## What the task asks
Keep only the lines that hold the string "amplitude", filtering out the rest of the entries below.

A block of data
□ □ □ □
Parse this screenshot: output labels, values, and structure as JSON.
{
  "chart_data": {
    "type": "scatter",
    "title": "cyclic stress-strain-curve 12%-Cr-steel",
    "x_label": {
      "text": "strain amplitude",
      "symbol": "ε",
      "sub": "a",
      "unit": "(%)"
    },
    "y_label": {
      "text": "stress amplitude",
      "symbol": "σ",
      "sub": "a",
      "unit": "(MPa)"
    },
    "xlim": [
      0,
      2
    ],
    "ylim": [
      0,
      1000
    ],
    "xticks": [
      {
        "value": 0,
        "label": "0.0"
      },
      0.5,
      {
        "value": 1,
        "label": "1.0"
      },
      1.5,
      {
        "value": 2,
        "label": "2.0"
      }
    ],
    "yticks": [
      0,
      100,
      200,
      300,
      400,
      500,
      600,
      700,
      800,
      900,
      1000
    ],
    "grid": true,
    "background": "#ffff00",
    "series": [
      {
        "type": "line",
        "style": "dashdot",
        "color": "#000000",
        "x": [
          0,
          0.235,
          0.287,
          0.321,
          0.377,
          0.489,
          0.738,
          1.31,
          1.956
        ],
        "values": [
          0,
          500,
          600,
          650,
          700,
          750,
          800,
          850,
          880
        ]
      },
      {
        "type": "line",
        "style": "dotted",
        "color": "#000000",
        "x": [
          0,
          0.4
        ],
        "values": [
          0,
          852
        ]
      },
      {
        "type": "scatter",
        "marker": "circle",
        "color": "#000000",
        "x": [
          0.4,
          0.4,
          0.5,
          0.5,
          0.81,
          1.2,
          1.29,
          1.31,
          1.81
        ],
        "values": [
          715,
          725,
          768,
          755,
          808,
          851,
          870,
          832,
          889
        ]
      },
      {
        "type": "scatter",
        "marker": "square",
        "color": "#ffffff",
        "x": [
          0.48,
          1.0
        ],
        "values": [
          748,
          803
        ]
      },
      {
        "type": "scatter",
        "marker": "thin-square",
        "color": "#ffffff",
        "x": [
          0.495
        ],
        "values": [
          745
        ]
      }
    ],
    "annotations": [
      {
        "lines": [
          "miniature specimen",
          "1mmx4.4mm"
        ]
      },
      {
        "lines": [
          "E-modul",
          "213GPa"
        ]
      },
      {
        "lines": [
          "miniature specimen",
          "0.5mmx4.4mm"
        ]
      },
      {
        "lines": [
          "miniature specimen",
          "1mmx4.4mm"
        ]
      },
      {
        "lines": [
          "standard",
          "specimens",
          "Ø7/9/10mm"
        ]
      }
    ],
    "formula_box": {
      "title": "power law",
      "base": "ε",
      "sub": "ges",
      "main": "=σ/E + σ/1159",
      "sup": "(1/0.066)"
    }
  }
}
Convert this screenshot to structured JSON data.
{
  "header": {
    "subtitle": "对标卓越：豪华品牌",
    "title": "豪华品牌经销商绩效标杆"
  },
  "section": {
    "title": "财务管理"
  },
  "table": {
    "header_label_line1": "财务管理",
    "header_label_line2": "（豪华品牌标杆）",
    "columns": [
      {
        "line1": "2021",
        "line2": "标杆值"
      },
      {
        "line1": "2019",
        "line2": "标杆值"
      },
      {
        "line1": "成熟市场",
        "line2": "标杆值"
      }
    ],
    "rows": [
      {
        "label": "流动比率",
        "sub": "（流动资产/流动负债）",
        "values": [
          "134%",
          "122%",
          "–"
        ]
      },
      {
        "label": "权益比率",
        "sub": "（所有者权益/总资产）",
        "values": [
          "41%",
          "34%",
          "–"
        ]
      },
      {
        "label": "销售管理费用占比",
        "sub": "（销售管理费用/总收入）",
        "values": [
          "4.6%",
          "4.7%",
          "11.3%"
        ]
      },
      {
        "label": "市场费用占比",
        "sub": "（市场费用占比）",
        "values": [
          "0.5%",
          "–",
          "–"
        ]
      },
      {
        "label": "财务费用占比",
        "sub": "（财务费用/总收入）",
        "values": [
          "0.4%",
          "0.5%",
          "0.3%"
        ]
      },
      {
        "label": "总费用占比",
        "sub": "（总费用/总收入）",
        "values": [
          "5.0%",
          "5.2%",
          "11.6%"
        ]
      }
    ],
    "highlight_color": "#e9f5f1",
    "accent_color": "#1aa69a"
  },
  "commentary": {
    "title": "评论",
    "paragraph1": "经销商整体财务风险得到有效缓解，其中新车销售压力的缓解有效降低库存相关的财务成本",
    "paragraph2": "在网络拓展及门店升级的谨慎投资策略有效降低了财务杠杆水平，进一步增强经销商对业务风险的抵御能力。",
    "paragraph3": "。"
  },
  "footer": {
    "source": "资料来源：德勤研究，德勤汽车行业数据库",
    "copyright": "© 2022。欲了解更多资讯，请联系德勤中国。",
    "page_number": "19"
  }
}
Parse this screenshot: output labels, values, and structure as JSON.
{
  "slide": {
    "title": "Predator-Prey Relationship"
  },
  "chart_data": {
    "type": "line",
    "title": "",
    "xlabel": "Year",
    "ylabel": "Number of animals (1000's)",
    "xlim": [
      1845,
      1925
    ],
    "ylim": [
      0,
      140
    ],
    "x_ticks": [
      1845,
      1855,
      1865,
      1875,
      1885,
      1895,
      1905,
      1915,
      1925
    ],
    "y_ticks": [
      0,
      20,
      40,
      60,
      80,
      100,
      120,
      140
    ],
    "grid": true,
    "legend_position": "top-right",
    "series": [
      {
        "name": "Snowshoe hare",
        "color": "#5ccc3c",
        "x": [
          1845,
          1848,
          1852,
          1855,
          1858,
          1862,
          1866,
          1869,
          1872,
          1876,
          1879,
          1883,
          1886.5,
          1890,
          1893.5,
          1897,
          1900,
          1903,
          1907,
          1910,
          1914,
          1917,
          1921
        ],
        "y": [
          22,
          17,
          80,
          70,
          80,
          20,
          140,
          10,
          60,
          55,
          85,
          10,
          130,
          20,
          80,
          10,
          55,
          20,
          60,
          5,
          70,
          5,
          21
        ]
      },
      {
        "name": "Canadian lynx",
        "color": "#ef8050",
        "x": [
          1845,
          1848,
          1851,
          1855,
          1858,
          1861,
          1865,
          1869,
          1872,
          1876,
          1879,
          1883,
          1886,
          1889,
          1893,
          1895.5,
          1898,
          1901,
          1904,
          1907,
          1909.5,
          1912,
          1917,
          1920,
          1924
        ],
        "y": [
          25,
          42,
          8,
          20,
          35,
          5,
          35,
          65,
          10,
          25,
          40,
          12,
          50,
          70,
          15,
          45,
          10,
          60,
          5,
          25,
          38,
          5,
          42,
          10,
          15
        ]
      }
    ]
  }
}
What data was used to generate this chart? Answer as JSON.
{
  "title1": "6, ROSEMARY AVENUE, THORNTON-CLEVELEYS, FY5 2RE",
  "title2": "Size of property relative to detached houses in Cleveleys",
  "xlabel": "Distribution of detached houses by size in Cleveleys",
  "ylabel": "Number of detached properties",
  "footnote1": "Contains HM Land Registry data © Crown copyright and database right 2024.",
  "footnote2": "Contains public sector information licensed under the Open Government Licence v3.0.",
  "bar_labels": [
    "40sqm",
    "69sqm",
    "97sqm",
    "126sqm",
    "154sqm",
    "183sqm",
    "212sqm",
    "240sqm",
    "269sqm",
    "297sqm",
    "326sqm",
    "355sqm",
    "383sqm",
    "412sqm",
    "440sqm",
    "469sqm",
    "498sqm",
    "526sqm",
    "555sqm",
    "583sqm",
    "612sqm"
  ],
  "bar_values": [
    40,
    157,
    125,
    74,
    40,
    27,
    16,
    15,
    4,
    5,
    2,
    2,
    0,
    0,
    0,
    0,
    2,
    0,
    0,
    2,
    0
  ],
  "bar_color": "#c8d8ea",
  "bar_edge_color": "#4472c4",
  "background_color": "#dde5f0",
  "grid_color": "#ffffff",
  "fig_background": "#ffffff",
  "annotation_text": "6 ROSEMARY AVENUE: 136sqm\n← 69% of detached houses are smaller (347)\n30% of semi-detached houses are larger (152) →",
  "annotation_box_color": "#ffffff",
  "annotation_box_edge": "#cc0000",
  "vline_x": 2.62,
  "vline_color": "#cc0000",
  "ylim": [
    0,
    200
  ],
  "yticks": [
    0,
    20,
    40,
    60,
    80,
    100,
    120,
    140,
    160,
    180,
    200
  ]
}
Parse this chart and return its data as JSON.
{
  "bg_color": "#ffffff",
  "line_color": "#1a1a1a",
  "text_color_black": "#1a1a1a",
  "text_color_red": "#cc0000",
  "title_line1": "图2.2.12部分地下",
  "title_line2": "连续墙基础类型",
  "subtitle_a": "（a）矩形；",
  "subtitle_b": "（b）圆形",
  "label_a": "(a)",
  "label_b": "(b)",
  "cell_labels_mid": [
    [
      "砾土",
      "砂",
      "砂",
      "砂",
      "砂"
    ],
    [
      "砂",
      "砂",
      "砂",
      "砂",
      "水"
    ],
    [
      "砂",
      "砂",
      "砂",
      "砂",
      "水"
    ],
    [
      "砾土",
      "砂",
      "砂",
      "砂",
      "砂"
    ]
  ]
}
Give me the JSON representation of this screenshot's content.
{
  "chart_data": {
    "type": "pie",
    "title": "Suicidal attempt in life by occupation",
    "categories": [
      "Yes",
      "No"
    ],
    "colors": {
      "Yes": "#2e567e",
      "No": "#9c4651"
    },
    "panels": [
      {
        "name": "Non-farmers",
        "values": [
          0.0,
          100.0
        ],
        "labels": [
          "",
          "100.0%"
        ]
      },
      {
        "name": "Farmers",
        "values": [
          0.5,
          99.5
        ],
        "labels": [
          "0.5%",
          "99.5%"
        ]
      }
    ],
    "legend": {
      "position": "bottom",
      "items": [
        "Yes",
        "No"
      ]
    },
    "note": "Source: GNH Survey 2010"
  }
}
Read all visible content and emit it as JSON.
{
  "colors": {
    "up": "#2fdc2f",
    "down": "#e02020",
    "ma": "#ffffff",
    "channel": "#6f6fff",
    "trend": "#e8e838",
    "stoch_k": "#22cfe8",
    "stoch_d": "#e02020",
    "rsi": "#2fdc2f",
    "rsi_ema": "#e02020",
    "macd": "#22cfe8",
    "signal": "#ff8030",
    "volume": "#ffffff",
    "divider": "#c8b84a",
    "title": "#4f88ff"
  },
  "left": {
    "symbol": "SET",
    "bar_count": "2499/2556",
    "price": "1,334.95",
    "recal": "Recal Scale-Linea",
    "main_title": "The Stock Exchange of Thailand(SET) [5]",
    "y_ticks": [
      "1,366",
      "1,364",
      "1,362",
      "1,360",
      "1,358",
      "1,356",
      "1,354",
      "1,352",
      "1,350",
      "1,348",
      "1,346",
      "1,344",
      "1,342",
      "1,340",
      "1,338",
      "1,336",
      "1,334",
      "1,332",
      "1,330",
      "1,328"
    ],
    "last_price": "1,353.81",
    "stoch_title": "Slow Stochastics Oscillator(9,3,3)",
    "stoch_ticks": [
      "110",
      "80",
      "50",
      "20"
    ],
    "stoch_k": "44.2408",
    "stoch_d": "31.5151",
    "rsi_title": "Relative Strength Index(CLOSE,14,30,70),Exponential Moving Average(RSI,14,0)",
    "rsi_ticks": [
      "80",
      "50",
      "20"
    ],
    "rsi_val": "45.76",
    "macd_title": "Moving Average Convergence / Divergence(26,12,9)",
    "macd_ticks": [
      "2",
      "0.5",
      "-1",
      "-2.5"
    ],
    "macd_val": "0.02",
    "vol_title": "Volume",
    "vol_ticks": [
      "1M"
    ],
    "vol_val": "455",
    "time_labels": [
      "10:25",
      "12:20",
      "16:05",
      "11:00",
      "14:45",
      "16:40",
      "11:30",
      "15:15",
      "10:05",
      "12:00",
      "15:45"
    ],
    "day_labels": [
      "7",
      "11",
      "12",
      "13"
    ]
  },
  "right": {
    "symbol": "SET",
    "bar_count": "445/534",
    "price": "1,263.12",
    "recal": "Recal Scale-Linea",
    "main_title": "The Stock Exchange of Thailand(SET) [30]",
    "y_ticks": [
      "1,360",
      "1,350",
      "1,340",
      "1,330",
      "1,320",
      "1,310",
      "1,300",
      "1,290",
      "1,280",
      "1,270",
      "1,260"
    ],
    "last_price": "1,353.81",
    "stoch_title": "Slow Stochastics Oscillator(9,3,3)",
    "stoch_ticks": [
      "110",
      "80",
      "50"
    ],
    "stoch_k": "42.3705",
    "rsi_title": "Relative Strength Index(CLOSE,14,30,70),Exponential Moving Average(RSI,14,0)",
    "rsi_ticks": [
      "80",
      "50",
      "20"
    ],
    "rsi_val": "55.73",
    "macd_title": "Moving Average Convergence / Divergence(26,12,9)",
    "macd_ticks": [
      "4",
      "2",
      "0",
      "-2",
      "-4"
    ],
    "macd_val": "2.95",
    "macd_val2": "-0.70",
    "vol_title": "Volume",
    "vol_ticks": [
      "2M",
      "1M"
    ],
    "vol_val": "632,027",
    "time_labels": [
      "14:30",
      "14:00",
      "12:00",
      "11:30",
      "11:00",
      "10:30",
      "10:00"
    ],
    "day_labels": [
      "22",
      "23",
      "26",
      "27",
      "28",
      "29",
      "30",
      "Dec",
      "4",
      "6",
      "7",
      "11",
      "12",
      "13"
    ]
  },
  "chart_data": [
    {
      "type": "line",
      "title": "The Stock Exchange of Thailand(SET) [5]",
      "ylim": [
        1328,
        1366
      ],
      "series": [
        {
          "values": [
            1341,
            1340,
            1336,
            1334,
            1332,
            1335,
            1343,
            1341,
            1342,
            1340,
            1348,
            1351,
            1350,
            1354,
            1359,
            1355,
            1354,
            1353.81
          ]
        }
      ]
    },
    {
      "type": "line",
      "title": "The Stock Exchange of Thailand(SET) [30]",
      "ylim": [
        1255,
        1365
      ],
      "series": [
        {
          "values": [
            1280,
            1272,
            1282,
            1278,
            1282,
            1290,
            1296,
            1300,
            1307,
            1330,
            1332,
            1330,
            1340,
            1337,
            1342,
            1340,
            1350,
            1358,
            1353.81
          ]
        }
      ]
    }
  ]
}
□ □ □ □
## Response to the task
      "text": "strain amplitude",
      "text": "stress amplitude",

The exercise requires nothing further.